_Görevler_:
- 1) Şeytan üzerine yazıya göre şu soruları cevaplayın:
(a) Şeytanın fikrini Kureyş müşriklerine kimler aktarır?
(b) Bir koyun öldüğünde onu kimin öldürdüğü sorulunca Peygamber ne cevap verir?
(c) Fatır-6'dan aktarılan ayette Şeytan için ne denir?
- 2) Şeytan üzerine yazıdaki "Allah, neyi emrederse, Şeytan insanı ondan nehyetmeye çalışır." cümlesini İngilizceye çevirin.
- 3) Şeytan üzerine yazıyı bittiği yerden devam ettirin.

_Kaynaktan Alıntı_:
Dev hoparlörlerle bütün ümmete duyurulası ve kavratılası bir hakikattir:
-Şeytan, mitolojik bir yaratık değildir. Hayatın içindedir. Durumuna göre devletin, derneğin, derdin, yatağın, yasanın, iktisadın, çarşının içinde, çetesinin başındadır.
Şeytan, filizlendireceği bir kötülüğü evvela kendine karargâh kıldığı bir kötünün-pisin aklında doğurur ve onu kitleler boyunca tasdik ettirmenin peşine düşer. Kâh başarır, kâh başaramaz… Başardığı oranda hayatı çirkinleştirir ve kendi hesabına güzel kılar…
Dediklerimizi teyit etsin diye aktarmalıyız:
Allah, ayet gönderir ve kendi ismi anılmadan kesilen hayvanların yenilmesini müminlere yasaklar:
“Üzerine Allah’ın adı anılmadan kesilen hayvanlardan yemeyin. Kuşkusuz bu büyük günahtır...” (Enam-121)
İnzal olunan ayet duyulur, Şeytan, durmaz, harekete geçer, şeytanî fikrini örgüleştirir ve evvela bir grup İranlı’nın aklına girer. Onlar da, akıllarına Şeytan tarafından sokulmuş bu fikri Kureyş’in kuru kafalı müşriklerine aktarır. Ve Allah’a karşı çıkmak için aktarılan bu şeytanî fikir, Allah Resulü’ne karşı şöyle teşekküle getirilir:
“Ya M…d! Söyle bize; bir koyun öldüğünde O’nu kim öldürmüştür?”
Peygamberler Peygamberi (SAV) cevap verirler:
“Allah!”
“Peki, şimdi söyle o zaman; sen ve arkadaşlarının elinizle öldürdüğünüz bir koyunu yemesi helâl oluyor, bir av köpeğin öldürdüğü helâl oluyor da, Allah’ın öldürdüğü bir koyun nasıl haram oluyor?”
Ve işte; tamtamına Şeytan’ın İranlılar vasıtasıyla Kureyş müşriklerinin aklına soktuğu bu Şeytanî düşünceye bizzat Allah karşılık verir ve ayetin devamı gelir:
“Gerçekten şeytanlar dostlarına, sizinle mücadele etmeleri için vahyeder -telkinde bulunurlar-. Eğer onlara uyarsanız şüphesiz siz de Allah’a ortak koşanlar olursunuz... (Enam-121)
İşte bu manada hayata, cemiyete, devlete, derneğe, siyasete, iktisada ve dahi mevzusu insan olan her şeye bu manada nazar etmek ve şu deyişi her hamlemizin peşrev cümlesi kılmak zorundayız:
“Şeytan’ı görebilmek, onunla mücadele edebilmenin baş şartıdır!”
Allah, neyi emrederse, Şeytan insanı ondan nehyetmeye çalışır. Allah, neyden nehyederse de, Şeytan, insana onu telkin eder.
Bu böyledir ki; Allah, insanı ikaz eder:
“Şüphesiz Şeytan sizin için bir düşmandır. Öyle ise (siz de) onu düşman tanıyın…” (Fatır-6)

_Gösterilen Liste_:
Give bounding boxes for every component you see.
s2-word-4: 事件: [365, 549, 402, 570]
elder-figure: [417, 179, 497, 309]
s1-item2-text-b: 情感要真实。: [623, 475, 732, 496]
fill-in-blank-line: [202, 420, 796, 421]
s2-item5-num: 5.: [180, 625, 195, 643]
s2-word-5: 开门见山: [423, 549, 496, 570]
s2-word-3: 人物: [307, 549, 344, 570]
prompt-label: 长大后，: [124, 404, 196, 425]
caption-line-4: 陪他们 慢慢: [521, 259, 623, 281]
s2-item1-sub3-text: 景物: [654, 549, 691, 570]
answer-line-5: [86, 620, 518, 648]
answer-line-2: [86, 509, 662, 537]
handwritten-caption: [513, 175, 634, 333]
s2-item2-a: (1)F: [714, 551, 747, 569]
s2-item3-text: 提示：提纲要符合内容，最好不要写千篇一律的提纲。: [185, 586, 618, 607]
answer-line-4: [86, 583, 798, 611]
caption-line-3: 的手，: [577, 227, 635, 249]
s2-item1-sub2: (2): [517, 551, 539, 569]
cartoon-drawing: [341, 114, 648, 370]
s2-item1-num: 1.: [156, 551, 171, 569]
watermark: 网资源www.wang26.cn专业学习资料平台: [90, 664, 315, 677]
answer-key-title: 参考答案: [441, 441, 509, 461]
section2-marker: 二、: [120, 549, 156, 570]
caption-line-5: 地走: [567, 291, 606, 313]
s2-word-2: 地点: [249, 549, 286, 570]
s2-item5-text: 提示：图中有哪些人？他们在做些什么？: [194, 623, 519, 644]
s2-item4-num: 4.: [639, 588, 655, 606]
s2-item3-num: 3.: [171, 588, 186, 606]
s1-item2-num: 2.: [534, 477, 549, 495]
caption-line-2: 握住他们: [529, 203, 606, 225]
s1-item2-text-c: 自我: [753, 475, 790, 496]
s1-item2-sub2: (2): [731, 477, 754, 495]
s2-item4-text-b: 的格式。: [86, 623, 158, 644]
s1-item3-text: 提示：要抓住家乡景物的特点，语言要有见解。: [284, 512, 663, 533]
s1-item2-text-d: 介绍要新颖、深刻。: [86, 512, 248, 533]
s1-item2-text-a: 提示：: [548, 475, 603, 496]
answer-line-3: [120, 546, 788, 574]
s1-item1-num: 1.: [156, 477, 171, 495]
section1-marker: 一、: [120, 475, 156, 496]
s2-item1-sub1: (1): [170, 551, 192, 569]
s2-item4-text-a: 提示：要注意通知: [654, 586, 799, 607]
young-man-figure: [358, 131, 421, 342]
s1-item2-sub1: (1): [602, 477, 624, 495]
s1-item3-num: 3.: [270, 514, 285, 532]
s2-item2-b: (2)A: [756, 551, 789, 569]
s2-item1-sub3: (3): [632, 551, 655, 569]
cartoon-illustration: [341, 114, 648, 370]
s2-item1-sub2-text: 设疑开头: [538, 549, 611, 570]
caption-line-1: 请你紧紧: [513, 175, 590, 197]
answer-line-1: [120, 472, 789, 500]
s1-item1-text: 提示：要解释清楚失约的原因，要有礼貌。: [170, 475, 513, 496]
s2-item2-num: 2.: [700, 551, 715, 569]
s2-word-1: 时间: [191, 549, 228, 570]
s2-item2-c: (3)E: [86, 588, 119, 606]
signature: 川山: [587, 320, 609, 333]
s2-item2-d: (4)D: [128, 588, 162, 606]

_Görev Görev Cevaplar_:
- 1)
(a) Bir grup İranlı.
(b) "Allah!"
(c) Şeytanın sizin için bir düşman olduğu, bu yüzden onu düşman tanımanız gerektiği söylenir.

- 2) Whatever Allah commands, Satan tries to keep people away from it.

- 3)
Ve dahi Allah, Şeytan’a uymanın akıbetinden haber verir:
“Ey iman edenler! Şeytanın adımlarını takip etmeyin. Kim şeytanın adımlarını takip ederse, muhakkak ki o, edepsizliği (yüz kızartıcı suçları) ve kötülüğü emreder…” (Nur-21)
Hayata, eşya ve hadiselere bu apaçık ve basit hakikat muvacehesinden bakılırsa, insan doğruyu da, yanlışı da görür. En azından mümin için, Allah’ın emrettikleri açıktır. Bu açıklık, Şeytan’ın ince işçilikle insan için kurduğu ökseyi de nazarlara tebellür ettirir ve böylesi nazar sahibi insanlar tuzağa düşmezler…
Bu minvalde, bizim hakkında defaatle menfi söz söylediğimiz ama devlet idaresindeki Ak Parti’nin de hakkında defaatle müspet kanaat serdettiği ve uygulamaktan vazgeçmediği İstanbul Sözleşmesi ve bu sözleşmenin icra aparatı 6284 sayılı yasa için de durum gayet açıktır.
İşte; ailenin iki taşıyıcı sütunu halindeki eşler arasında çıkacak anlaşmazlıklar için Allah’ın bizzat Kuran’da emrettiği:
“Eğer karı-kocanın aralarının açılmasından korkarsanız, erkeğin ailesinden bir hakem ve kadının ailesinden bir hakem gönderin. Bunlar barıştırmak isterlerse Allah aralarını bulur…” (Nisa-35)
Yani Allah, aile içindeki anlaşmazlığı, ailenin dağılmasına yol açmadan evvel arabulucular vasıtasıyla uzlaşıya doğru istikametlendirmektedir. Zaten kadim inanç ve geleneğimiz, aile mevhumumuz için uzlaşı ve arabuluculuğu bir cankurtaran olarak konumlandırmıştır. Bu cankurtaran olmasaydı, ailenin yerinde çoktan yeller esmeye başlamıştı. Bu manada kadın ile erkeği, ilk anlaşmazlıklarında ayrılmaya doğru istikametlendirmek, rahmanî değildir ve aile için öldürücü bir vaziyet belirtir.
Ve işte bu vaziyet; “Rahmanî”nin olmadığı yerde “Şeytanî” vasfıyla beliren ve aile için tastamam öldürücü bir vasıfla tebellür eden İstanbul Sözleşmesi ve 6284 sayılı yasada mündemiçtir!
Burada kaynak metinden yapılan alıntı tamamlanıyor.